▶ What the task requires
Copy the line with "Read all visible content and emit it as JSON." and all lines following it through the last line of the entries, exactly as written.

▶ Stored data
☆ ☆ ☆
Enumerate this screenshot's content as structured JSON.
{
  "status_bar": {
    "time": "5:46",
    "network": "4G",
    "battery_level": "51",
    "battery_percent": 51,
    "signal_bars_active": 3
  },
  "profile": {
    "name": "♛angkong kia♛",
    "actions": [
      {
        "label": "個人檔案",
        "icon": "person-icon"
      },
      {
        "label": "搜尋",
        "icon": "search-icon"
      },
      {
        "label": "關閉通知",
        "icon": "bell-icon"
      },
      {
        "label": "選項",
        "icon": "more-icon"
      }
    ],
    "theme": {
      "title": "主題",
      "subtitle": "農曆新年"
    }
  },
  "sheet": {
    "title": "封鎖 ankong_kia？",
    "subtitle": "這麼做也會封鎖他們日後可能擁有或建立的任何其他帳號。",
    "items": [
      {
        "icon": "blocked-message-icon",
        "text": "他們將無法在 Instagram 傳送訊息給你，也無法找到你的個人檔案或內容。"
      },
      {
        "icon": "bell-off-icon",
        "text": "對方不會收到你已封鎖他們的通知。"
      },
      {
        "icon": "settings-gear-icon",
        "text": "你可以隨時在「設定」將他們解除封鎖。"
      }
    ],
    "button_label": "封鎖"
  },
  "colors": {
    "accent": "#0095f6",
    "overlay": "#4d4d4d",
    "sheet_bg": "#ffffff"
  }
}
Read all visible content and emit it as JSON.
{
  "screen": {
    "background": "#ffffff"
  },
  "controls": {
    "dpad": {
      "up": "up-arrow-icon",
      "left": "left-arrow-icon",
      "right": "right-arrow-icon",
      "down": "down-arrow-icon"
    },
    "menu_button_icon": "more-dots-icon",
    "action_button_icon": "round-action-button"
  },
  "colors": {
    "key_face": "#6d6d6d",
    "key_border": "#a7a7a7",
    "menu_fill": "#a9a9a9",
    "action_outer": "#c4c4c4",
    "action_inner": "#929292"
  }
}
☆ ☆ ☆
▶ Complete output
Read all visible content and emit it as JSON.
{
  "screen": {
    "background": "#ffffff"
  },
  "controls": {
    "dpad": {
      "up": "up-arrow-icon",
      "left": "left-arrow-icon",
      "right": "right-arrow-icon",
      "down": "down-arrow-icon"
    },
    "menu_button_icon": "more-dots-icon",
    "action_button_icon": "round-action-button"
  },
  "colors": {
    "key_face": "#6d6d6d",
    "key_border": "#a7a7a7",
    "menu_fill": "#a9a9a9",
    "action_outer": "#c4c4c4",
    "action_inner": "#929292"
  }
}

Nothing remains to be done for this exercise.